• _Set exercise_
Omit every picture while repeating the entries exactly.

• _Extracted data_
>> BEGIN
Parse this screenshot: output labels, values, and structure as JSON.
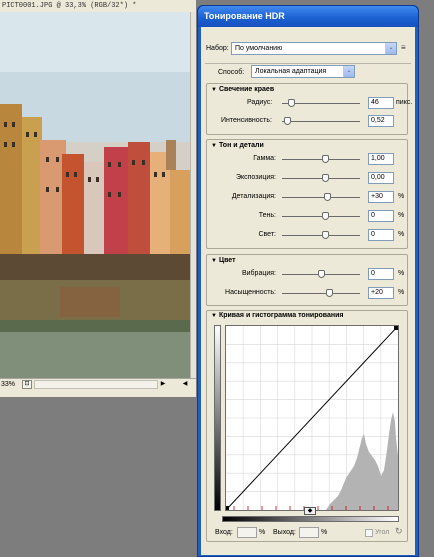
{
  "document": {
    "title": "PICT0001.JPG @ 33,3% (RGB/32*) *",
    "zoom": "33%",
    "status_button": "⊡",
    "scroll_left": "◀",
    "scroll_right": "▶"
  },
  "dialog": {
    "title": "Тонирование HDR",
    "preset_label": "Набор:",
    "preset_value": "По умолчанию",
    "preset_menu": "≡",
    "method_label": "Способ:",
    "method_value": "Локальная адаптация",
    "dropdown_arrow": "⌄",
    "collapse_arrow": "▼",
    "edge_glow": {
      "heading": "Свечение краев",
      "radius_label": "Радиус:",
      "radius_value": "46",
      "radius_unit": "пикс.",
      "radius_pos": 0.12,
      "strength_label": "Интенсивность:",
      "strength_value": "0,52",
      "strength_pos": 0.06
    },
    "tone_detail": {
      "heading": "Тон и детали",
      "rows": [
        {
          "label": "Гамма:",
          "value": "1,00",
          "unit": "",
          "pos": 0.55
        },
        {
          "label": "Экспозиция:",
          "value": "0,00",
          "unit": "",
          "pos": 0.55
        },
        {
          "label": "Детализация:",
          "value": "+30",
          "unit": "%",
          "pos": 0.58
        },
        {
          "label": "Тень:",
          "value": "0",
          "unit": "%",
          "pos": 0.55
        },
        {
          "label": "Свет:",
          "value": "0",
          "unit": "%",
          "pos": 0.55
        }
      ]
    },
    "color": {
      "heading": "Цвет",
      "rows": [
        {
          "label": "Вибрация:",
          "value": "0",
          "unit": "%",
          "pos": 0.5
        },
        {
          "label": "Насыщенность:",
          "value": "+20",
          "unit": "%",
          "pos": 0.6
        }
      ]
    },
    "curve": {
      "heading": "Кривая и гистограмма тонирования",
      "center_marker": "◆",
      "input_label": "Вход:",
      "input_value": "",
      "input_unit": "%",
      "output_label": "Выход:",
      "output_value": "",
      "output_unit": "%",
      "corner_label": "Угол",
      "reset_glyph": "↻"
    }
  }
}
>> END
• _Exercise output_
Parse this screenshot: output labels, values, and structure as JSON.
{
  "document": {
    "title": "PICT0001.JPG @ 33,3% (RGB/32*) *",
    "zoom": "33%",
    "status_button": "⊡",
    "scroll_left": "◀",
    "scroll_right": "▶"
  },
  "dialog": {
    "title": "Тонирование HDR",
    "preset_label": "Набор:",
    "preset_value": "По умолчанию",
    "preset_menu": "≡",
    "method_label": "Способ:",
    "method_value": "Локальная адаптация",
    "dropdown_arrow": "⌄",
    "collapse_arrow": "▼",
    "edge_glow": {
      "heading": "Свечение краев",
      "radius_label": "Радиус:",
      "radius_value": "46",
      "radius_unit": "пикс.",
      "radius_pos": 0.12,
      "strength_label": "Интенсивность:",
      "strength_value": "0,52",
      "strength_pos": 0.06
    },
    "tone_detail": {
      "heading": "Тон и детали",
      "rows": [
        {
          "label": "Гамма:",
          "value": "1,00",
          "unit": "",
          "pos": 0.55
        },
        {
          "label": "Экспозиция:",
          "value": "0,00",
          "unit": "",
          "pos": 0.55
        },
        {
          "label": "Детализация:",
          "value": "+30",
          "unit": "%",
          "pos": 0.58
        },
        {
          "label": "Тень:",
          "value": "0",
          "unit": "%",
          "pos": 0.55
        },
        {
          "label": "Свет:",
          "value": "0",
          "unit": "%",
          "pos": 0.55
        }
      ]
    },
    "color": {
      "heading": "Цвет",
      "rows": [
        {
          "label": "Вибрация:",
          "value": "0",
          "unit": "%",
          "pos": 0.5
        },
        {
          "label": "Насыщенность:",
          "value": "+20",
          "unit": "%",
          "pos": 0.6
        }
      ]
    },
    "curve": {
      "heading": "Кривая и гистограмма тонирования",
      "center_marker": "◆",
      "input_label": "Вход:",
      "input_value": "",
      "input_unit": "%",
      "output_label": "Выход:",
      "output_value": "",
      "output_unit": "%",
      "corner_label": "Угол",
      "reset_glyph": "↻"
    }
  }
}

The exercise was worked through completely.